**Extract**
►
1/03/2006

WOM (Word of mouth)

Article très intéressant envoyé par Isabelle Thibault

Consumer Buzz: The Ultimate Metric of Engagement
By Jonathan Carson, President and CEO BuzzMetrics

MediaPost OMMA magazine

December 2005

The Advertising Research Foundation, American Association of Advertising Agencies, and Association of National Advertisers announced last July their joint initiative to encourage industry-wide adoption of “consumer engagement” as a media measurement metric to complement traditional measures of consumer exposure.

While the initiative – named MI4 (Measurement Initiative: Advertisers, Agencies, Media and Researchers) – is in its infancy, it provides a solid vision in which to channel our efforts and guide progress. This discussion is most welcomed.

To further this important debate, we must explore the role of word of mouth (WOM) as an important leading indicator of consumer engagement, if not a fundamental building block of the entire concept.

Word of Mouth = Engagement

A steady stream of recent studies by research firms like Yankelovich, IPSOS Loyalty and Mediaedge have conveyed the power of WOM. Virtually every cross-media study to which one can point declares that “someone like me” or “another consumer” or “a friend or family member” are far more influential on consumption decisions than any other form of media. And recent data from GfK NOP (including historical Roper data) demonstrates that, while not a new phenomenon, WOM is drastically increasing in importance: in 1977, 67 percent of U.S. consumers called WOM one of the best sources for ideas about new products, versus 92 percent in 2005.

This trend, combined with the new level of observability and accountability that the Internet brings to consumer-to-consumer information exchange, signals that WOM has truly arrived as a media channel. And if P2P is the most effective manner of spreading information, then the success of media companies increasingly will be based not on the content they create and the eyeballs they draw, but the community and conversation formed around that content. Likewise, the success of marketers will be determined not by the so-called optimal mix of reach and frequency, but on the consumer carry-forward they generate and the intensity of conversation in relation to brands.

In effect, WOM becomes not only a medium and marketing goal, but the most powerful proxy of audience engagement. This notion is even more profound when you consider that accountability is assigned not only to the medium, but the medium in relation to the sponsoring brand.
◄
**Data extracts**
►
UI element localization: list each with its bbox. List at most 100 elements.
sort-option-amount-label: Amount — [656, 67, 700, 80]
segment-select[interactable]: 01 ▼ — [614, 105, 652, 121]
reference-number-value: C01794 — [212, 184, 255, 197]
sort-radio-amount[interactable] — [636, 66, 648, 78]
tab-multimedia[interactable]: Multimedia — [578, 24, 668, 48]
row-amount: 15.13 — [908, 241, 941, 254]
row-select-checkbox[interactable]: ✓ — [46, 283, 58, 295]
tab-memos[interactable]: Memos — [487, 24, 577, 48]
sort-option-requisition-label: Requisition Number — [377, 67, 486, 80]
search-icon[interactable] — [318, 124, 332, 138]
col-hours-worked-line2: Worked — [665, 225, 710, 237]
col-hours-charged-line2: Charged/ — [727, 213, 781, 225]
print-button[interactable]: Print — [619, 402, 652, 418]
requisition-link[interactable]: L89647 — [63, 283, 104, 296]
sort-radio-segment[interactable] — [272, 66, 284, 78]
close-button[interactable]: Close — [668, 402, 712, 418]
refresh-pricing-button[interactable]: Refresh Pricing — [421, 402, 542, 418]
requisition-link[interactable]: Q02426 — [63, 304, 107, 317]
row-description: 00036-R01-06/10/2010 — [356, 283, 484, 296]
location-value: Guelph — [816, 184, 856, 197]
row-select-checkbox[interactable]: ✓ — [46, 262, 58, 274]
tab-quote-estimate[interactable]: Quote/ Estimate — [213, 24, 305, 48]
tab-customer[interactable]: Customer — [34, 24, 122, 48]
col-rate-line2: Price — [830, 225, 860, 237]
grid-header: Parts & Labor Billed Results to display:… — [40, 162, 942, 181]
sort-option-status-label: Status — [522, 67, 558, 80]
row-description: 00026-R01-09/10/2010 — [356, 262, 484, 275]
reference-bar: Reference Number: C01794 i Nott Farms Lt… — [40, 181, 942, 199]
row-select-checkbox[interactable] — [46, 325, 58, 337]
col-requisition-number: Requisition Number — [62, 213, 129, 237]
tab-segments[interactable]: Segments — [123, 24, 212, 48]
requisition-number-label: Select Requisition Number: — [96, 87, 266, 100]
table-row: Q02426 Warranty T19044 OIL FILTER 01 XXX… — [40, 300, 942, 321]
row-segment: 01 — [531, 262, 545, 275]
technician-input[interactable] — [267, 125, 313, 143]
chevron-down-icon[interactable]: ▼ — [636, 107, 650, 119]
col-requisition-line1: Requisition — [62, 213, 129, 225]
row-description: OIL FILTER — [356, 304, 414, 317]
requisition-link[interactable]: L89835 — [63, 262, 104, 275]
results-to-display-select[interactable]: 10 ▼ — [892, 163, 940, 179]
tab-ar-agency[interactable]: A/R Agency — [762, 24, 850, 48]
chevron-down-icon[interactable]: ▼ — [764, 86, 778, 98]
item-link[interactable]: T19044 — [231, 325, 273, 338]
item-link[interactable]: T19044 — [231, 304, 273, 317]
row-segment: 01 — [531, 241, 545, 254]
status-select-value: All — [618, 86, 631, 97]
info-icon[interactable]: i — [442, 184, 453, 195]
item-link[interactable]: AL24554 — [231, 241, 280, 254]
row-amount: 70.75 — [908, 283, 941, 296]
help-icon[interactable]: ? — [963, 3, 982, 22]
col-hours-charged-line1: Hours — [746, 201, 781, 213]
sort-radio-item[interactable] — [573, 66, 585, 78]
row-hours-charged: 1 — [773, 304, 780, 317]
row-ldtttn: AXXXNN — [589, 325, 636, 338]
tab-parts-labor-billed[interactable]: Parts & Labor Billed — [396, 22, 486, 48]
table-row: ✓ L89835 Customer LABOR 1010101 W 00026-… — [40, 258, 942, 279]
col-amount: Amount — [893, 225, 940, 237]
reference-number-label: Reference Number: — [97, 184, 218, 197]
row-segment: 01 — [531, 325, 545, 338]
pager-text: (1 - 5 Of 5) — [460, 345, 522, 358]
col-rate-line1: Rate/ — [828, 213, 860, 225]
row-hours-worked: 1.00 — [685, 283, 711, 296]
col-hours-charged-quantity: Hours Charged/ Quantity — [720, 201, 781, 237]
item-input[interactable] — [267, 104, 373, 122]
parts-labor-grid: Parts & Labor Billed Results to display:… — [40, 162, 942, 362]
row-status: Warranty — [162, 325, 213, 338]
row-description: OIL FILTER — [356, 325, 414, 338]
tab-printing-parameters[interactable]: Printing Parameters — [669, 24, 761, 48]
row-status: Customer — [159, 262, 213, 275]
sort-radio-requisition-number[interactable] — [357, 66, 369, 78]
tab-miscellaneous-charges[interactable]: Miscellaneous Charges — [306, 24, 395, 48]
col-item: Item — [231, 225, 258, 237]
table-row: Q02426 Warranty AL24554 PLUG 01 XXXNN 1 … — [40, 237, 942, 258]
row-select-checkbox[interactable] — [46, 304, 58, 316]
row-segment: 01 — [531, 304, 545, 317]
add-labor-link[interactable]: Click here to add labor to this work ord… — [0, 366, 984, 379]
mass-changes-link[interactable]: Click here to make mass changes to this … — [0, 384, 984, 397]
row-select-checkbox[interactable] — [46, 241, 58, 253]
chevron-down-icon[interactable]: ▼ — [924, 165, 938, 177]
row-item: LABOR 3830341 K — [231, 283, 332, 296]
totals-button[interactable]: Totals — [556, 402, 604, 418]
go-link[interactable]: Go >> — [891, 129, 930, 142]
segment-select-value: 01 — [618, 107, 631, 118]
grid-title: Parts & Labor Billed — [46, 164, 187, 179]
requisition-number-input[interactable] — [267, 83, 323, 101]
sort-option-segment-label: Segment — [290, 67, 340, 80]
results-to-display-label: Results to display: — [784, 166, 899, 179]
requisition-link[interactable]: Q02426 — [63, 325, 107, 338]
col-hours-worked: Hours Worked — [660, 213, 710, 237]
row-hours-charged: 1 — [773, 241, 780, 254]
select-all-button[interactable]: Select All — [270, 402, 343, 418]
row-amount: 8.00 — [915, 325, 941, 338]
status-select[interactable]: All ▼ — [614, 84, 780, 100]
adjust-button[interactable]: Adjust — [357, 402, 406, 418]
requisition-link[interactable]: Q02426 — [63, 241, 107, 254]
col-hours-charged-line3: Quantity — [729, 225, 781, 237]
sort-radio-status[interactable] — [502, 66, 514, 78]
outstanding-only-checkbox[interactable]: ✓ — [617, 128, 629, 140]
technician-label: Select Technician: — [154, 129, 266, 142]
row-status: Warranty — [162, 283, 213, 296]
◄
**Exercise A**
Please reproduce the word-of-mouth article word for word, from "While the initiative" up to and including "the entire concept.".
**Exercise B**
In the word-of-mouth article, what share of U.S. consumers in 2005 called word of mouth one of the best sources for ideas about new products?
**Exercise C**
Pick up the word-of-mouth article after its final sentence and carry it on.

**Exercise output A**
While the initiative – named MI4 (Measurement Initiative: Advertisers, Agencies, Media and Researchers) – is in its infancy, it provides a solid vision in which to channel our efforts and guide progress. This discussion is most welcomed.

To further this important debate, we must explore the role of word of mouth (WOM) as an important leading indicator of consumer engagement, if not a fundamental building block of the entire concept.

**Exercise output B**
92 percent.

**Exercise output C**
Studying Buzz To Determine Engagement

While researchers continue to explore a variety of techniques to measure consumer engagement, the study of online consumer buzz already has proved itself a killer application. It all starts by employing sophisticated search software and linguistic algorithms to passively monitor the billions of naturally occurring conversations that occur in blogs, online message boards, public email groups and consumer-ratings Web sites.

There are three aspects that make this research so powerful and like no other. First, it is completely unaided and therefore devoid of many traditional research biases; people are talking precisely because they’re engaged! Second, the methodology has an uncanny ability to zero in on groups of affinity, and pinpoint audiences by lifestage and psychographics. Finally, this research opens a clear window into the minds of early adopters and trendsetters, thereby providing amazing predictive power.

A few savvy media researchers already are tapping into these data to understand how messages resonate through media, permeate conversation and ultimately impact the attitudes and behaviors of key audiences.

For example, television-network executives study online buzz to better understand why particular viewer segments become passionate about certain programs and not others. On the advertiser side, there are brand managers studying conversations to determine how their product placements resonate amidst the buzz surrounding the shows they sponsor. On the media buy side, sophisticated planners are tracking the early buzz occurring around new programming in order to make smarter investments on behalf of their clients.

Adopting Lessons of WOM

While it will certainly take time for the MI4 initiative to produce tangible results, it is already stimulating constructive thinking. I hope that all of the MI4 stakeholders will consider the successful applications of “engagement” research which are already taking place in the WOM field. It is not a theoretical model; it’s a real application that is already starting to influence all players in the paid media realm.